▼▼▼
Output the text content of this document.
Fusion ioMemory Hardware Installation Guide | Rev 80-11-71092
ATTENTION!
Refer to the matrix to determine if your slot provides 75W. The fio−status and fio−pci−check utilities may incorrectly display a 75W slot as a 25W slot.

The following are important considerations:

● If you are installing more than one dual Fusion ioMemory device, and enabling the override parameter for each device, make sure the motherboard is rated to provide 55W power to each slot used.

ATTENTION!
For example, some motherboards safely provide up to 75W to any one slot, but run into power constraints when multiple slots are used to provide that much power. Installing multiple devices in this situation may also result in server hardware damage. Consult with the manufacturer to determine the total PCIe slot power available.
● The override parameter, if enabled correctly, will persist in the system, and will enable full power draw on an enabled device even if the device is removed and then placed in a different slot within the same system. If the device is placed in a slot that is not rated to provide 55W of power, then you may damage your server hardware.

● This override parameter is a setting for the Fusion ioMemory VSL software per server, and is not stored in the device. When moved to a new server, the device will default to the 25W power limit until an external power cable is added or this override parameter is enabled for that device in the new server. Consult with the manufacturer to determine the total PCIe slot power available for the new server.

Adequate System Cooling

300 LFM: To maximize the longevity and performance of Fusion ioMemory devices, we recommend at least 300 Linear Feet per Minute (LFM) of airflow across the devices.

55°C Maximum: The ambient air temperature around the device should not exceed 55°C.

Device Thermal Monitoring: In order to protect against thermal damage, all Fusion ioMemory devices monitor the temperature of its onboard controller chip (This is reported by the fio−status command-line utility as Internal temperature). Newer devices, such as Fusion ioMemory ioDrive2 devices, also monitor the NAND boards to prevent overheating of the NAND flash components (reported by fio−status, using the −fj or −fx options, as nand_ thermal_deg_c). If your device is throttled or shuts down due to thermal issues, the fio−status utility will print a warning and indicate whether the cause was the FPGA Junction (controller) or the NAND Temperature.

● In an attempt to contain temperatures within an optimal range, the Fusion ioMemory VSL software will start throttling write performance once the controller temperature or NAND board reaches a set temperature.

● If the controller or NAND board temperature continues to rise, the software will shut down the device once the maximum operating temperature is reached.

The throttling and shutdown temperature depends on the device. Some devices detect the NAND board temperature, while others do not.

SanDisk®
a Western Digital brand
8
▲▲▲
▼▼▼
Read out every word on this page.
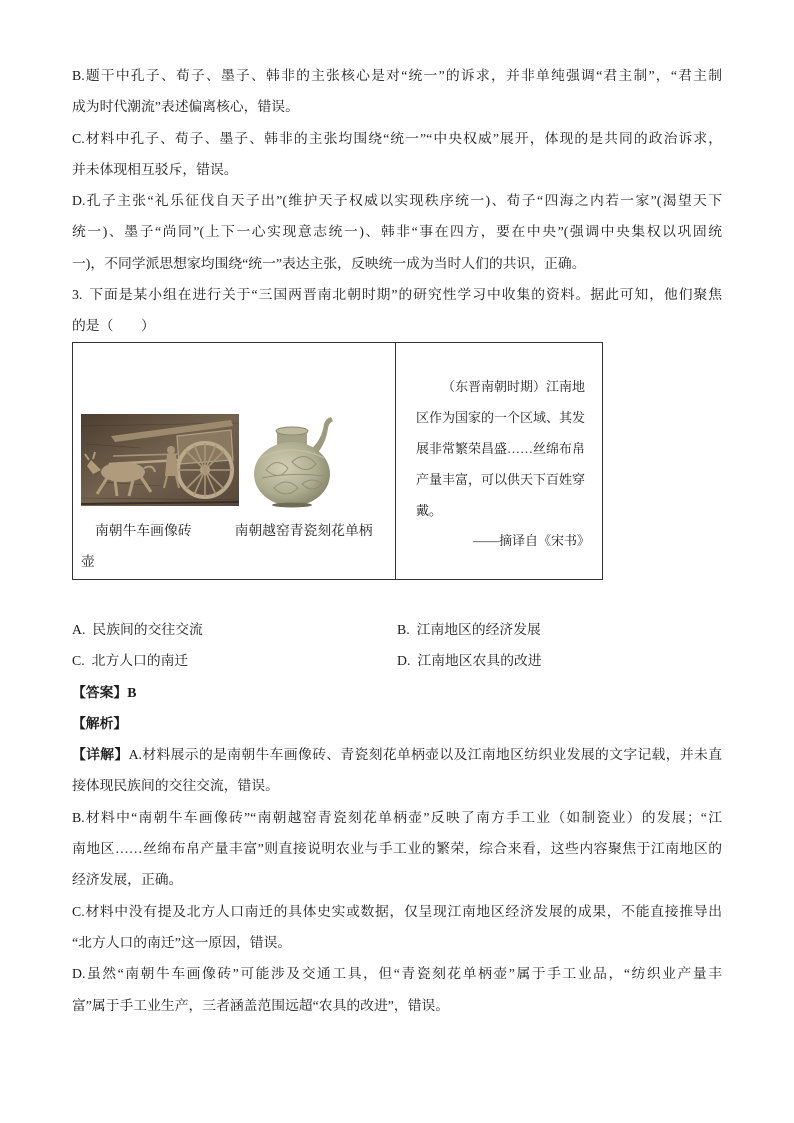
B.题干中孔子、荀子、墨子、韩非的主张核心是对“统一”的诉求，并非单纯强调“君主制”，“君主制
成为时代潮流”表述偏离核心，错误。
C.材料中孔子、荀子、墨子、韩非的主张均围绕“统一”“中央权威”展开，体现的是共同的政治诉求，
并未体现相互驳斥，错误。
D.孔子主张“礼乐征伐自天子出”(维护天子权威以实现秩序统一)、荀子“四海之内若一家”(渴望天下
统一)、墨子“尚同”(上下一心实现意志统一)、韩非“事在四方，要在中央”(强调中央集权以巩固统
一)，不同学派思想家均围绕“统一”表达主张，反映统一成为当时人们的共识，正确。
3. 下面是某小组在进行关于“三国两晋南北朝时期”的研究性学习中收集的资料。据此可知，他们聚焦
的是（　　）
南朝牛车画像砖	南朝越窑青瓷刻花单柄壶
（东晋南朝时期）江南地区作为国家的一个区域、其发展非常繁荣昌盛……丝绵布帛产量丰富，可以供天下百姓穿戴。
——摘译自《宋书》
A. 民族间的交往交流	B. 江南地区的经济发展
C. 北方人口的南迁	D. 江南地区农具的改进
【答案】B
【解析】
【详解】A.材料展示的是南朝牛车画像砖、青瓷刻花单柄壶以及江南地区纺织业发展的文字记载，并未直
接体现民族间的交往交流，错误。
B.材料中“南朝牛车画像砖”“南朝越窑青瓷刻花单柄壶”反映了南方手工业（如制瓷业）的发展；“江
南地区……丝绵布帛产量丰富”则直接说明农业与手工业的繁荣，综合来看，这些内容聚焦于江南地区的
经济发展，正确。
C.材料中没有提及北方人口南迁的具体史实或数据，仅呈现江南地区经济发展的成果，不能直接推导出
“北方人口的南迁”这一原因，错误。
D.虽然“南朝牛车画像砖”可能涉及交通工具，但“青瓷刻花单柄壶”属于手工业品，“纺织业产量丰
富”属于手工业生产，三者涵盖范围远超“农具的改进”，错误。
▲▲▲
#### OBJECTIVE:
In the listing above, find each line with the word "北方人口的南迁" and copy it.

#### SOLUTION BELOW:
C. 北方人口的南迁	D. 江南地区农具的改进
“北方人口的南迁”这一原因，错误。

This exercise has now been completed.